### Material
#####

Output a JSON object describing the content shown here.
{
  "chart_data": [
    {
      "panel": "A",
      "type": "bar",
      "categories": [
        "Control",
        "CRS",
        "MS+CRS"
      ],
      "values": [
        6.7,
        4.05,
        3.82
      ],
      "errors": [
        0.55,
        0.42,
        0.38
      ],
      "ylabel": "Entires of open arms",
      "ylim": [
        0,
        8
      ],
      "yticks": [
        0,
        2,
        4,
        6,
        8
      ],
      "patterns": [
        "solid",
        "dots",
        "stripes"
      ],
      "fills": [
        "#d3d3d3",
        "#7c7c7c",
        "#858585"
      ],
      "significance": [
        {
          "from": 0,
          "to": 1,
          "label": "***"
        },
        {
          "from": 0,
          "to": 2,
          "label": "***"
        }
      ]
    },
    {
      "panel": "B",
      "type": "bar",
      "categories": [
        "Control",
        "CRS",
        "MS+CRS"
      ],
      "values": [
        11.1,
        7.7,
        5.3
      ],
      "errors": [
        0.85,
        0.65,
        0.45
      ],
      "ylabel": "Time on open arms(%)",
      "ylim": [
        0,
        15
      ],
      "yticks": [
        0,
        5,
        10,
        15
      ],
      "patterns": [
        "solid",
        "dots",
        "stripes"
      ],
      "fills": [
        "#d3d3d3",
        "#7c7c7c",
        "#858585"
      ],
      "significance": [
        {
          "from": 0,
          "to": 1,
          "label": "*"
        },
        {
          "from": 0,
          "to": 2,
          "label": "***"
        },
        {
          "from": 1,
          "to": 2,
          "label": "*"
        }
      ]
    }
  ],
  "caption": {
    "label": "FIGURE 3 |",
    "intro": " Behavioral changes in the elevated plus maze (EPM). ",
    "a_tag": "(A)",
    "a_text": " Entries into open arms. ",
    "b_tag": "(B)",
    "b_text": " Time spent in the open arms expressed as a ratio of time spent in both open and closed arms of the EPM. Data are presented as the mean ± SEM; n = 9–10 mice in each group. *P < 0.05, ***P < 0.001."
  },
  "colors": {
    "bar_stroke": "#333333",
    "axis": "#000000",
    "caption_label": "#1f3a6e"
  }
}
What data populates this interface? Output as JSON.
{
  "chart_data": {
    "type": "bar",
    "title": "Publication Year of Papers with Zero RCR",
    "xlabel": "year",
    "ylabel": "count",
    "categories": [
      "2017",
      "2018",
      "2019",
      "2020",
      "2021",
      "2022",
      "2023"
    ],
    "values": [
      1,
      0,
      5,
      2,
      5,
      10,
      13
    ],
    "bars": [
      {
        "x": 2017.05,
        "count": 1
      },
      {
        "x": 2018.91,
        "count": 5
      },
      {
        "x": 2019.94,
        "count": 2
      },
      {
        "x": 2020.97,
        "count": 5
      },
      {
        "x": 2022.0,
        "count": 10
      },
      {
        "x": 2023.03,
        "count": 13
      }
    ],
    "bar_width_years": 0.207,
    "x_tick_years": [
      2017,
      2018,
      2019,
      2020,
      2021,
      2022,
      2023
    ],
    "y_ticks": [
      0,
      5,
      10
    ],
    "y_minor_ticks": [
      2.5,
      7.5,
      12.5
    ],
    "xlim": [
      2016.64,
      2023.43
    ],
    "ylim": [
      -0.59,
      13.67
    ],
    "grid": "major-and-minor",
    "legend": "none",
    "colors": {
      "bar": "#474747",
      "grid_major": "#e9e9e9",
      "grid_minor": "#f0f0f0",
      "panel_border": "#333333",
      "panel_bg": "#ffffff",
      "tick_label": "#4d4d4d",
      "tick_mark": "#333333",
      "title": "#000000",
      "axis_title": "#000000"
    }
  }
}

#####

### What the task asks
Extract the complete listing verbatim.

### Written response
Output a JSON object describing the content shown here.
{
  "chart_data": [
    {
      "panel": "A",
      "type": "bar",
      "categories": [
        "Control",
        "CRS",
        "MS+CRS"
      ],
      "values": [
        6.7,
        4.05,
        3.82
      ],
      "errors": [
        0.55,
        0.42,
        0.38
      ],
      "ylabel": "Entires of open arms",
      "ylim": [
        0,
        8
      ],
      "yticks": [
        0,
        2,
        4,
        6,
        8
      ],
      "patterns": [
        "solid",
        "dots",
        "stripes"
      ],
      "fills": [
        "#d3d3d3",
        "#7c7c7c",
        "#858585"
      ],
      "significance": [
        {
          "from": 0,
          "to": 1,
          "label": "***"
        },
        {
          "from": 0,
          "to": 2,
          "label": "***"
        }
      ]
    },
    {
      "panel": "B",
      "type": "bar",
      "categories": [
        "Control",
        "CRS",
        "MS+CRS"
      ],
      "values": [
        11.1,
        7.7,
        5.3
      ],
      "errors": [
        0.85,
        0.65,
        0.45
      ],
      "ylabel": "Time on open arms(%)",
      "ylim": [
        0,
        15
      ],
      "yticks": [
        0,
        5,
        10,
        15
      ],
      "patterns": [
        "solid",
        "dots",
        "stripes"
      ],
      "fills": [
        "#d3d3d3",
        "#7c7c7c",
        "#858585"
      ],
      "significance": [
        {
          "from": 0,
          "to": 1,
          "label": "*"
        },
        {
          "from": 0,
          "to": 2,
          "label": "***"
        },
        {
          "from": 1,
          "to": 2,
          "label": "*"
        }
      ]
    }
  ],
  "caption": {
    "label": "FIGURE 3 |",
    "intro": " Behavioral changes in the elevated plus maze (EPM). ",
    "a_tag": "(A)",
    "a_text": " Entries into open arms. ",
    "b_tag": "(B)",
    "b_text": " Time spent in the open arms expressed as a ratio of time spent in both open and closed arms of the EPM. Data are presented as the mean ± SEM; n = 9–10 mice in each group. *P < 0.05, ***P < 0.001."
  },
  "colors": {
    "bar_stroke": "#333333",
    "axis": "#000000",
    "caption_label": "#1f3a6e"
  }
}
What data populates this interface? Output as JSON.
{
  "chart_data": {
    "type": "bar",
    "title": "Publication Year of Papers with Zero RCR",
    "xlabel": "year",
    "ylabel": "count",
    "categories": [
      "2017",
      "2018",
      "2019",
      "2020",
      "2021",
      "2022",
      "2023"
    ],
    "values": [
      1,
      0,
      5,
      2,
      5,
      10,
      13
    ],
    "bars": [
      {
        "x": 2017.05,
        "count": 1
      },
      {
        "x": 2018.91,
        "count": 5
      },
      {
        "x": 2019.94,
        "count": 2
      },
      {
        "x": 2020.97,
        "count": 5
      },
      {
        "x": 2022.0,
        "count": 10
      },
      {
        "x": 2023.03,
        "count": 13
      }
    ],
    "bar_width_years": 0.207,
    "x_tick_years": [
      2017,
      2018,
      2019,
      2020,
      2021,
      2022,
      2023
    ],
    "y_ticks": [
      0,
      5,
      10
    ],
    "y_minor_ticks": [
      2.5,
      7.5,
      12.5
    ],
    "xlim": [
      2016.64,
      2023.43
    ],
    "ylim": [
      -0.59,
      13.67
    ],
    "grid": "major-and-minor",
    "legend": "none",
    "colors": {
      "bar": "#474747",
      "grid_major": "#e9e9e9",
      "grid_minor": "#f0f0f0",
      "panel_border": "#333333",
      "panel_bg": "#ffffff",
      "tick_label": "#4d4d4d",
      "tick_mark": "#333333",
      "title": "#000000",
      "axis_title": "#000000"
    }
  }
}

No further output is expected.